TEXT SECTION START

The goal of this study will be to design, implement and test the impact of a quality improvement (QI) intervention that uses an EHR CDS tool among physicians newly ordering an antipsychotic medication for older adults with ADRD. The study team hypothesizes that the intervention will reduce each participating clinician's pill days per patient prescribed.
Importance: Among patients with Alzheimer's disease and its related dementias (ADRD) with behavioral disturbances, antipsychotic prescriptions have limited efficacy and substantially increase risk of death. Despite an FDA 2005 "black box" warning and multiple professional physician society guidelines discouraging their use, physicians continue to frequently prescribe antipsychotic medications as first-line therapy for behavioral disturbances among patients with ADRD. Objective: This study will measure the impact of a multi-pronged electronic health record (EHR) clinical decision support (CDS) tool intervention to reduce physician prescriptions of new antipsychotic medications among older adults with ADRD. Design, Setting, and Participants: Utilizing a pragmatic parallel cluster-randomized trial design, the study will randomize eligible physicians from a large urban academic medical center to either receive an EHR CDS tool (intervention) or not (control) when they prescribe a new antipsychotic medication during a visit with a patient with ADRD. The intervention will include three components: (1) alerts the prescriber that antipsychotic prescriptions increase mortality; (2) offers non-pharmacological behavioral resources for caregivers; and if the prescriber does not cancel the order (3) auto-defaults the prescription to contain the lowest dose and number of pills (n=30) without refills. In addition, the PI will email all providers randomized to the intervention arm in order to make them aware of the components of this intervention and its motivation. Acknowledging the clinical complexity of this vulnerable patient population, the multidisciplinary study team attempted to design the intervention to maximize impact while minimizing clinician burden. Over a one-year timeframe, the study team will compare the cumulative total of new antipsychotic pill-days prescribed (primary outcome) by physicians in the intervention group versus in the control group. Hypothesis: This pragmatic trial will advance understanding of how a multi-pronged EHR CDS tool can potentially reduce harmful, low-value care among older adults with ADRD.

TEXT SECTION END

AIM OF THE EXERCISE:
Answer these about the study description:
1. In what year did the FDA issue its "black box" warning?
2. How many pills does the intervention set as the default for the prescription?
3. Over what timeframe will the intervention and control groups be compared?
Please rely only on the study description above.

DATA START

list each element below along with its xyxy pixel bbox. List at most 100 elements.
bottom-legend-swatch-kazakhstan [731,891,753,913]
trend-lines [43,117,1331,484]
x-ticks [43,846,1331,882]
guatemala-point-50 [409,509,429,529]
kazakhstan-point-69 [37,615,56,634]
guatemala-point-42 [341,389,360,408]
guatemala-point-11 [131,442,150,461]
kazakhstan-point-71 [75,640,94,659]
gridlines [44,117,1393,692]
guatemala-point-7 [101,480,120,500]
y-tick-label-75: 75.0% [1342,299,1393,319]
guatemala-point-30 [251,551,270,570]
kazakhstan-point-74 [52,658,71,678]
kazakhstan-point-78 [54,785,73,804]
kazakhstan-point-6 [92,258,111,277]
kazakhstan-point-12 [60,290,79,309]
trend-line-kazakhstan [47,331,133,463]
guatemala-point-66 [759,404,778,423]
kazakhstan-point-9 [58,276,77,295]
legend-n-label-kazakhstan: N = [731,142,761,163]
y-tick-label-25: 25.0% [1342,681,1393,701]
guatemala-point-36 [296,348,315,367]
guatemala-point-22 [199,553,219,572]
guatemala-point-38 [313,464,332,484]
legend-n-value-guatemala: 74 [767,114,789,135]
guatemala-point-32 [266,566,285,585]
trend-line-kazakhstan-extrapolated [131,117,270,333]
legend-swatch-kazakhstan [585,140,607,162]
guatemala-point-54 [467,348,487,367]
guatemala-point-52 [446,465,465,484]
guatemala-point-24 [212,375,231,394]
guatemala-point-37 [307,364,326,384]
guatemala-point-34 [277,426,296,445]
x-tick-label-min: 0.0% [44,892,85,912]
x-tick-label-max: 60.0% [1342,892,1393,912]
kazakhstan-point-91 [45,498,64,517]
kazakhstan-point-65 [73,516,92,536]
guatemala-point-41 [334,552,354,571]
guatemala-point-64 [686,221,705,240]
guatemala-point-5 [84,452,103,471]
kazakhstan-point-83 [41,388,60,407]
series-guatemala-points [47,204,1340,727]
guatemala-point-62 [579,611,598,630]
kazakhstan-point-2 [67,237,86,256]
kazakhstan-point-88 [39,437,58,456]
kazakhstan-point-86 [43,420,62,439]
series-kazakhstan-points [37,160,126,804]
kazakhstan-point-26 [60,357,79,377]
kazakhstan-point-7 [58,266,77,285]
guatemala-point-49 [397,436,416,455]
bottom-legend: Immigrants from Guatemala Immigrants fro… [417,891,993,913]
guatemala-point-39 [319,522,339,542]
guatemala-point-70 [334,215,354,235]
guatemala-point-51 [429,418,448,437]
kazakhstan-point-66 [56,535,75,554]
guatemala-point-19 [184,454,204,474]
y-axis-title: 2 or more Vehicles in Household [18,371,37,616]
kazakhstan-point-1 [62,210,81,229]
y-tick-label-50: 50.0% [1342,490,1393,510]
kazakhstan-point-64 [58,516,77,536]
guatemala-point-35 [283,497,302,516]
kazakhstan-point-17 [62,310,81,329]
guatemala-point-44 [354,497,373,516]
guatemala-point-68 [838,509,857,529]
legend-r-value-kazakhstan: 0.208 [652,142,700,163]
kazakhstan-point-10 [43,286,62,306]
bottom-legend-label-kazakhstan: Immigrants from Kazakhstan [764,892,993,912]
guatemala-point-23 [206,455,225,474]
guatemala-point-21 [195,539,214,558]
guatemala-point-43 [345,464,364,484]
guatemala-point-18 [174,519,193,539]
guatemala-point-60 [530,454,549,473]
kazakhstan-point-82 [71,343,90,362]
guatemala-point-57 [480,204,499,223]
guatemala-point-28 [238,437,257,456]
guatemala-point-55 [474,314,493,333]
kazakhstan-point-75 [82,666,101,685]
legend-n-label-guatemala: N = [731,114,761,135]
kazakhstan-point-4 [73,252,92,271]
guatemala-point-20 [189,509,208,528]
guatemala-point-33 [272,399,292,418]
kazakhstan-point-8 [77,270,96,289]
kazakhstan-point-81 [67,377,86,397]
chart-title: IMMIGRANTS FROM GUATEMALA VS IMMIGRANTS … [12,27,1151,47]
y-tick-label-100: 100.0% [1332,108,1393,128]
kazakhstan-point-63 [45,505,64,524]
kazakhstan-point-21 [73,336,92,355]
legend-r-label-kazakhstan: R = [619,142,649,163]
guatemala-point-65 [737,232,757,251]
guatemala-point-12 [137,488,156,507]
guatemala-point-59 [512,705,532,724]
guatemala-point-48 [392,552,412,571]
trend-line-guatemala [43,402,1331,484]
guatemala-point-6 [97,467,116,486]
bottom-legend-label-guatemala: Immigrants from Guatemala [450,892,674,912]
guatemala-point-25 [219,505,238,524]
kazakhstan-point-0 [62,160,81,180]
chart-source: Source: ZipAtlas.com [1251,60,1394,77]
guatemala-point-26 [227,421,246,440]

DATA END

COMPLETED EXERCISE:
1. 2005
2. 30
3. One year